• **What you will do**: Find the lines that hold the word "color" and return them.

━━━━━━━━━━━━━━━━

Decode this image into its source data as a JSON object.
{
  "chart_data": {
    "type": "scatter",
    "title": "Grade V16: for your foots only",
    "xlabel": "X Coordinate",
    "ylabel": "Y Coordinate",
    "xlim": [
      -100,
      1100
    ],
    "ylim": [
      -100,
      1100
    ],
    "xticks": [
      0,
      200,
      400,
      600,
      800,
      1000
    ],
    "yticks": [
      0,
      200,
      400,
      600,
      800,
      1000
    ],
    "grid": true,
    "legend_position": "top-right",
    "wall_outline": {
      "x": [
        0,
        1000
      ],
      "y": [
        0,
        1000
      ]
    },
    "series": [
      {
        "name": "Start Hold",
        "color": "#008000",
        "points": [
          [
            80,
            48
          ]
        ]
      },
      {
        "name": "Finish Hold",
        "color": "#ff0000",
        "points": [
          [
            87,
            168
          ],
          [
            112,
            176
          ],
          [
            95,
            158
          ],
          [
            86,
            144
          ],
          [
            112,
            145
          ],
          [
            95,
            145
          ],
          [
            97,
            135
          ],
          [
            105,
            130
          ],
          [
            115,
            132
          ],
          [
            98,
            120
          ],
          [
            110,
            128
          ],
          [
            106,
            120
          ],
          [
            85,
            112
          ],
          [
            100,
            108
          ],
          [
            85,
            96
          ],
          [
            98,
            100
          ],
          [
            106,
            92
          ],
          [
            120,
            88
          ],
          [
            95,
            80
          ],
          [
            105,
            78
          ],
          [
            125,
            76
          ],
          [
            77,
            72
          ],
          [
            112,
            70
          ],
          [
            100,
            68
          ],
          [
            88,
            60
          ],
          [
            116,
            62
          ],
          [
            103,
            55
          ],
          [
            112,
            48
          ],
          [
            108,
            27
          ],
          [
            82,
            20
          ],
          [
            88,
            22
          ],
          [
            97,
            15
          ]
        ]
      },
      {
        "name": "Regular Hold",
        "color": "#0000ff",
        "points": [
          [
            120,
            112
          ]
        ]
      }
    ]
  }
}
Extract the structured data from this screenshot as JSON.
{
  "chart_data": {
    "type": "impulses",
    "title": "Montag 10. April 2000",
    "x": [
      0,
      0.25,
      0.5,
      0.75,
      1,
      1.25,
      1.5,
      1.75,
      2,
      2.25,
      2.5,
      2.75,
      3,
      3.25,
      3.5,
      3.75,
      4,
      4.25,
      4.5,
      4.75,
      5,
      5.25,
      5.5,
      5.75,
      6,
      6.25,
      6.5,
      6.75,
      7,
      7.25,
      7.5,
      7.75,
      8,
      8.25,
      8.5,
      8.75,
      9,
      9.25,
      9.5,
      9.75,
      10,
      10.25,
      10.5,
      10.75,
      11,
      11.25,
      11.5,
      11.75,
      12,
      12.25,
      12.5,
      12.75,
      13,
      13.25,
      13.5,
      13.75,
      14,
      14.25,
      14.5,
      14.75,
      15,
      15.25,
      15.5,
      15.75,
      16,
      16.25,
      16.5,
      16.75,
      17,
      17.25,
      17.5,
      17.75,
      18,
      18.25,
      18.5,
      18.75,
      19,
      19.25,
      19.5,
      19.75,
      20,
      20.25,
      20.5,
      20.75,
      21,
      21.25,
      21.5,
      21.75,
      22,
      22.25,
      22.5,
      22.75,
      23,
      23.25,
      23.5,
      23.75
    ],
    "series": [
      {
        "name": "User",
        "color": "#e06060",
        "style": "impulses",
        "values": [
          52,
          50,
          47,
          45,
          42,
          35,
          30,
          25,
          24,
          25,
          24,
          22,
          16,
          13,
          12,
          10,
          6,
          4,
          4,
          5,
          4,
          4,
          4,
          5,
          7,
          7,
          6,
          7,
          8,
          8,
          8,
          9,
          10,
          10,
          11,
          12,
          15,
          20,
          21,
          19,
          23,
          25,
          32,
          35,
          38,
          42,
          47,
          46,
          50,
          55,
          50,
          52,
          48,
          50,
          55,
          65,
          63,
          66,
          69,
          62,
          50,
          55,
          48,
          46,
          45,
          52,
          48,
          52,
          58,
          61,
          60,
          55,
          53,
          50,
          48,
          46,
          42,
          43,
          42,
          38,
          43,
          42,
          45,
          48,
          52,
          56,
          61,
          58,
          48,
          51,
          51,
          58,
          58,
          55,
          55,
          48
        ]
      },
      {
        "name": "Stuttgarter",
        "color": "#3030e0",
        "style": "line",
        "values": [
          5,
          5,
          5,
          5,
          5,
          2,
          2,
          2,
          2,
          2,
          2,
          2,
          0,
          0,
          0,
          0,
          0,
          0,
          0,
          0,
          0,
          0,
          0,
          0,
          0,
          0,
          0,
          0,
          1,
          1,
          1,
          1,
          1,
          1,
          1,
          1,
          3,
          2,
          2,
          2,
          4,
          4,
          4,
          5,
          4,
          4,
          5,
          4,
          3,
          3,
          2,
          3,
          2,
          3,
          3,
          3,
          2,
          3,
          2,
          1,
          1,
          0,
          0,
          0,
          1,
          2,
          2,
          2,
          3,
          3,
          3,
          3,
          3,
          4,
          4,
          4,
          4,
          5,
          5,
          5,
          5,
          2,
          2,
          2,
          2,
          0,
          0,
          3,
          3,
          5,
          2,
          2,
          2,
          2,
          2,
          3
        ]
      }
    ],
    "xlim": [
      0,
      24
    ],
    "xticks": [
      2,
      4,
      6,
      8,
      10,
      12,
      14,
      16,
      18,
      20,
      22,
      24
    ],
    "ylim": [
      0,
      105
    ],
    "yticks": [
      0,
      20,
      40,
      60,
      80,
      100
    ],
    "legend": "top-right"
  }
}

━━━━━━━━━━━━━━━━

• **Worked answer**:
        "color": "#008000",
        "color": "#ff0000",
        "color": "#0000ff",
        "color": "#e06060",
        "color": "#3030e0",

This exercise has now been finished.